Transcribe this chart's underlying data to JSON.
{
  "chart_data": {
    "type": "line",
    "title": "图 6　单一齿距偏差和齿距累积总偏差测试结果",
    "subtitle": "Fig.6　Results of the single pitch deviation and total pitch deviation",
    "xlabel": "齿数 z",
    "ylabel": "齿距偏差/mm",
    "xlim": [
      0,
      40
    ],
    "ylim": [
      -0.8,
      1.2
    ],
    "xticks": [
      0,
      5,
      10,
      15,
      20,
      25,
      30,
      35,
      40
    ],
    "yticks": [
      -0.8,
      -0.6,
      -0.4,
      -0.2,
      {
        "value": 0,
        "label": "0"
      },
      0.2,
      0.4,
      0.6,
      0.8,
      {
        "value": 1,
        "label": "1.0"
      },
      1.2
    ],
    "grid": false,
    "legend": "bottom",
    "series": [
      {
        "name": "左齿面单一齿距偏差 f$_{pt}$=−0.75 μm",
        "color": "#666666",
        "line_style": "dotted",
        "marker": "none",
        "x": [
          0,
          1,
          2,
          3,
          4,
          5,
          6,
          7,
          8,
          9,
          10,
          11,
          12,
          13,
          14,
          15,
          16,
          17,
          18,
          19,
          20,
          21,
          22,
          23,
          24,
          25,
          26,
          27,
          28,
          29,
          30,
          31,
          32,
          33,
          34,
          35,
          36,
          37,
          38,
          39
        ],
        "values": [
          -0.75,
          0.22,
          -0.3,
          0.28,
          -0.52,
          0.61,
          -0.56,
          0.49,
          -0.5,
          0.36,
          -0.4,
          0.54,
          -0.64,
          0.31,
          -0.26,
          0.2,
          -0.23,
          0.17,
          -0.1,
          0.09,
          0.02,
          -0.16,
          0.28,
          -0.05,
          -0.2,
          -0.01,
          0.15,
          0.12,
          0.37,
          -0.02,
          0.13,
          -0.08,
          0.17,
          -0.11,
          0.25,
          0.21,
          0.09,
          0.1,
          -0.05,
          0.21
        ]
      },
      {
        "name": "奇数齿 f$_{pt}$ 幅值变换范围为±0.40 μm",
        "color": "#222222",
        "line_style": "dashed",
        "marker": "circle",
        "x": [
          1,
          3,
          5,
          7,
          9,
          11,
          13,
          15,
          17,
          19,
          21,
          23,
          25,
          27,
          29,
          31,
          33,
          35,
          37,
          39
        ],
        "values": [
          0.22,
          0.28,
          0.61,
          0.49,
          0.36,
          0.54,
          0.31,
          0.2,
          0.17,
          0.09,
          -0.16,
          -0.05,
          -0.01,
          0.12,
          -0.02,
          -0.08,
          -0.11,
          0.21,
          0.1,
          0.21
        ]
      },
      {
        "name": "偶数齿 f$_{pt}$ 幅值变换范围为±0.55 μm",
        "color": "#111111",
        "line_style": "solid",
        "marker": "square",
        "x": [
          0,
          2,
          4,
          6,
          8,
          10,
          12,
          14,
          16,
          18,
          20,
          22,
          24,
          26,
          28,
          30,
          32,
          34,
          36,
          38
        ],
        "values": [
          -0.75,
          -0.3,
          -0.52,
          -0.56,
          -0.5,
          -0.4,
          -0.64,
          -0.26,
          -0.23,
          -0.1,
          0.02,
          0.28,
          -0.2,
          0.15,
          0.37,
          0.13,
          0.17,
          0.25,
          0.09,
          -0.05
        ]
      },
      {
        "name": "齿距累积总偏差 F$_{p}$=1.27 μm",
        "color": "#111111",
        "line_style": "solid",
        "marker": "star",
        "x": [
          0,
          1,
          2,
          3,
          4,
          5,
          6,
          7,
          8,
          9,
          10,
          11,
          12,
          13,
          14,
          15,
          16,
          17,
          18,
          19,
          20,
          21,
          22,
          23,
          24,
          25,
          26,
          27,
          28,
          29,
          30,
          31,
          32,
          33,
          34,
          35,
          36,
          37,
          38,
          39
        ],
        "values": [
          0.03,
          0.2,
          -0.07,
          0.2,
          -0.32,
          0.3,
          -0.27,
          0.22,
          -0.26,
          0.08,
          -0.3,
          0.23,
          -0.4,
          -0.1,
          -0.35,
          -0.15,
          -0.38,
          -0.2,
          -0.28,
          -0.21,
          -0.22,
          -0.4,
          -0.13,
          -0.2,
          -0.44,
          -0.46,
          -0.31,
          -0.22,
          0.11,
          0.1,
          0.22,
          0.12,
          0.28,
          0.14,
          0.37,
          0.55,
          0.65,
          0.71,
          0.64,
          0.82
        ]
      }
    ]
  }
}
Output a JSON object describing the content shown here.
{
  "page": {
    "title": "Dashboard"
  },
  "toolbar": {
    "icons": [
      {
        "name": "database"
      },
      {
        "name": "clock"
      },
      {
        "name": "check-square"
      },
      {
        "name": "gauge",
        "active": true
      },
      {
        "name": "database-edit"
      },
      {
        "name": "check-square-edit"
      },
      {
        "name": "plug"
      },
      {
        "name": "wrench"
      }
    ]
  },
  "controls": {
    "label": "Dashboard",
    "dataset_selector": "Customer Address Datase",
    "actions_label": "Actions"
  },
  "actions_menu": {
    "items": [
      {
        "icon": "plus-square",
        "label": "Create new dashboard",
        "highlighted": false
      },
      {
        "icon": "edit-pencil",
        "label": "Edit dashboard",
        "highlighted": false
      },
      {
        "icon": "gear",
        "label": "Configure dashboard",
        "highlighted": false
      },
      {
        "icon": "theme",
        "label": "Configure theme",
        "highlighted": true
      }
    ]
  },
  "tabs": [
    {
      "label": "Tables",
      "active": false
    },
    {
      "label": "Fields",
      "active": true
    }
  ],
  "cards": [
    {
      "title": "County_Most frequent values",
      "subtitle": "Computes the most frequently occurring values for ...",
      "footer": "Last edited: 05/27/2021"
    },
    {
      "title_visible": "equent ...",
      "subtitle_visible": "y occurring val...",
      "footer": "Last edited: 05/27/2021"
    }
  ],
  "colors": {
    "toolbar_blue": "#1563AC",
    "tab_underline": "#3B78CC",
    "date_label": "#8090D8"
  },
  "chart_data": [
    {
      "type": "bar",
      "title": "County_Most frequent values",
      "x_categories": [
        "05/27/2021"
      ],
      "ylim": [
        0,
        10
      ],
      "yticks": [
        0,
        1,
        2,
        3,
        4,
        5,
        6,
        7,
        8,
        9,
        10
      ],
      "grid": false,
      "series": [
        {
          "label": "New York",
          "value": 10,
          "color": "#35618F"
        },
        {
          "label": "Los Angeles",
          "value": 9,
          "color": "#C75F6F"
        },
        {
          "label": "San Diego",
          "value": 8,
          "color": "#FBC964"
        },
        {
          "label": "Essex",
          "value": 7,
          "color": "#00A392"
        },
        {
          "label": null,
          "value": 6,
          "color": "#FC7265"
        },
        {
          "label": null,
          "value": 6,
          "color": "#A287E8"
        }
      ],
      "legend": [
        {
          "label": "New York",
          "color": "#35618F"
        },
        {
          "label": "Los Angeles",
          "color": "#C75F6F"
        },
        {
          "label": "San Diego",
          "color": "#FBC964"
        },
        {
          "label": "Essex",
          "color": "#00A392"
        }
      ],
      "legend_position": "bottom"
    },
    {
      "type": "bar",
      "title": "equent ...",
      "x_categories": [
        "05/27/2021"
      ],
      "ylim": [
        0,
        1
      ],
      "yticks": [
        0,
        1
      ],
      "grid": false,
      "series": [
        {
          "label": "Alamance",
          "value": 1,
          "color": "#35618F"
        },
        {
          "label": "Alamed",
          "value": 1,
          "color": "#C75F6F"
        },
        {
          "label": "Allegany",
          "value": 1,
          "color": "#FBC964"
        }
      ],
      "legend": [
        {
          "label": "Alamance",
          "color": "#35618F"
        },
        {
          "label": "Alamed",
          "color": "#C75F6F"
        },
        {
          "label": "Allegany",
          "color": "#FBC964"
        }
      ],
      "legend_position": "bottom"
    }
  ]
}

■ What you will do
Go over the records above line by line and count those holding the word "active". Reply only with the number.

■ The response
3